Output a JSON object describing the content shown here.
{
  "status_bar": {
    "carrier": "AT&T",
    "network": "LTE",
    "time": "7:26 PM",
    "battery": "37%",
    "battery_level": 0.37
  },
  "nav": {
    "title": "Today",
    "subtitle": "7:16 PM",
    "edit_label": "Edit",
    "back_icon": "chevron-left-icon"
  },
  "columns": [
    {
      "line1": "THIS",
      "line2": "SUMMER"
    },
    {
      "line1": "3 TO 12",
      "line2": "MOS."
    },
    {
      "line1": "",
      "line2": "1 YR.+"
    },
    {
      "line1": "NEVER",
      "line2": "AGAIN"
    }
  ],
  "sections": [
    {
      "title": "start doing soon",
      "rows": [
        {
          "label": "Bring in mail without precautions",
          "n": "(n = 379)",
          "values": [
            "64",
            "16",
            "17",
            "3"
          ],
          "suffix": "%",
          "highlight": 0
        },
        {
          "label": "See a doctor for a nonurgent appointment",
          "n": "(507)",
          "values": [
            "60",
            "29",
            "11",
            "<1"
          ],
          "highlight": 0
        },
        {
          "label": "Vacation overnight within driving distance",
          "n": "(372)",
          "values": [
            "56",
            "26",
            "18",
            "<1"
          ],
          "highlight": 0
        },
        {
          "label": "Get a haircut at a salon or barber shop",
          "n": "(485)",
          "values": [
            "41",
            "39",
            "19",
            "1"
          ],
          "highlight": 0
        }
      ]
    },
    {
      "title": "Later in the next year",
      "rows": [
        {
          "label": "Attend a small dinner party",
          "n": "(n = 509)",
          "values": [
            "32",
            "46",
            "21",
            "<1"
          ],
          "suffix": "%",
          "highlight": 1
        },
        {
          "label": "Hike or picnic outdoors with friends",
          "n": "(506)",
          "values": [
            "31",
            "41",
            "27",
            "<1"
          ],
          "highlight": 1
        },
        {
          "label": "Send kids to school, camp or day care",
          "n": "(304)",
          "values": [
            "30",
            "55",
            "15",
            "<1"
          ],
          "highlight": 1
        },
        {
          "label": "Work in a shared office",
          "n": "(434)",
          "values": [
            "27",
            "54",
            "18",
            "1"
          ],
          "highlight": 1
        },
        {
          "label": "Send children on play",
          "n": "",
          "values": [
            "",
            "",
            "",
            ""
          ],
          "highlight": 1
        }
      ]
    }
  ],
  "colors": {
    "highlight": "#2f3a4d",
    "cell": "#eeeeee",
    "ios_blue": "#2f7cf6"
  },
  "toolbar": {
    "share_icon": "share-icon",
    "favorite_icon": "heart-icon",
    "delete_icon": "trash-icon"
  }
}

▶ [Aim]
Tally the lines holding the string "Send" and give only the count.

▶ [Written response]
2